Stored items

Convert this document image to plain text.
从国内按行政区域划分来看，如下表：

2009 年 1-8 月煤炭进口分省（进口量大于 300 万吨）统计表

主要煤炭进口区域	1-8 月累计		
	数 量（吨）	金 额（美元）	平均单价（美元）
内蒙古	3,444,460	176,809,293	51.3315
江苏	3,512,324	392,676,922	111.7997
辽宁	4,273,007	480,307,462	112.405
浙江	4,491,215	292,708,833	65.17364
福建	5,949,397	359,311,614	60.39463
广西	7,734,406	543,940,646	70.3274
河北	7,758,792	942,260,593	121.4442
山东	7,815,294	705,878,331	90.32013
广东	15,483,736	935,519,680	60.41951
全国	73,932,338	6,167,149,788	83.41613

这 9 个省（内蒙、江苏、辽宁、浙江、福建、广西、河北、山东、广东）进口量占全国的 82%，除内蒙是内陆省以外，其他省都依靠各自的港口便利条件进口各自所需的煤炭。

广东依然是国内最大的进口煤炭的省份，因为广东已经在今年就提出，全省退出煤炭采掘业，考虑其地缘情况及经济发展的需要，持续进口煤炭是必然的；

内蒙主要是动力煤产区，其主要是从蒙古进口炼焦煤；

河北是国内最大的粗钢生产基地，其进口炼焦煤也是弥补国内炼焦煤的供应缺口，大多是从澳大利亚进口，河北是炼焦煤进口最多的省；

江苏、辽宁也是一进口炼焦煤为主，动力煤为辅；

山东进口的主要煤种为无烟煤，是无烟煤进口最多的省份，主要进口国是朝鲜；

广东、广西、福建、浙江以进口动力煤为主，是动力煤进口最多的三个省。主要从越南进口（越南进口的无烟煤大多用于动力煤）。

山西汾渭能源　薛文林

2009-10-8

DIRECTIONS
All of the lines above need to be given again exactly.

SOLUTION
Convert this document image to plain text.
从国内按行政区域划分来看，如下表：

2009 年 1-8 月煤炭进口分省（进口量大于 300 万吨）统计表

主要煤炭进口区域	1-8 月累计		
	数 量（吨）	金 额（美元）	平均单价（美元）
内蒙古	3,444,460	176,809,293	51.3315
江苏	3,512,324	392,676,922	111.7997
辽宁	4,273,007	480,307,462	112.405
浙江	4,491,215	292,708,833	65.17364
福建	5,949,397	359,311,614	60.39463
广西	7,734,406	543,940,646	70.3274
河北	7,758,792	942,260,593	121.4442
山东	7,815,294	705,878,331	90.32013
广东	15,483,736	935,519,680	60.41951
全国	73,932,338	6,167,149,788	83.41613

这 9 个省（内蒙、江苏、辽宁、浙江、福建、广西、河北、山东、广东）进口量占全国的 82%，除内蒙是内陆省以外，其他省都依靠各自的港口便利条件进口各自所需的煤炭。

广东依然是国内最大的进口煤炭的省份，因为广东已经在今年就提出，全省退出煤炭采掘业，考虑其地缘情况及经济发展的需要，持续进口煤炭是必然的；

内蒙主要是动力煤产区，其主要是从蒙古进口炼焦煤；

河北是国内最大的粗钢生产基地，其进口炼焦煤也是弥补国内炼焦煤的供应缺口，大多是从澳大利亚进口，河北是炼焦煤进口最多的省；

江苏、辽宁也是一进口炼焦煤为主，动力煤为辅；

山东进口的主要煤种为无烟煤，是无烟煤进口最多的省份，主要进口国是朝鲜；

广东、广西、福建、浙江以进口动力煤为主，是动力煤进口最多的三个省。主要从越南进口（越南进口的无烟煤大多用于动力煤）。

山西汾渭能源　薛文林

2009-10-8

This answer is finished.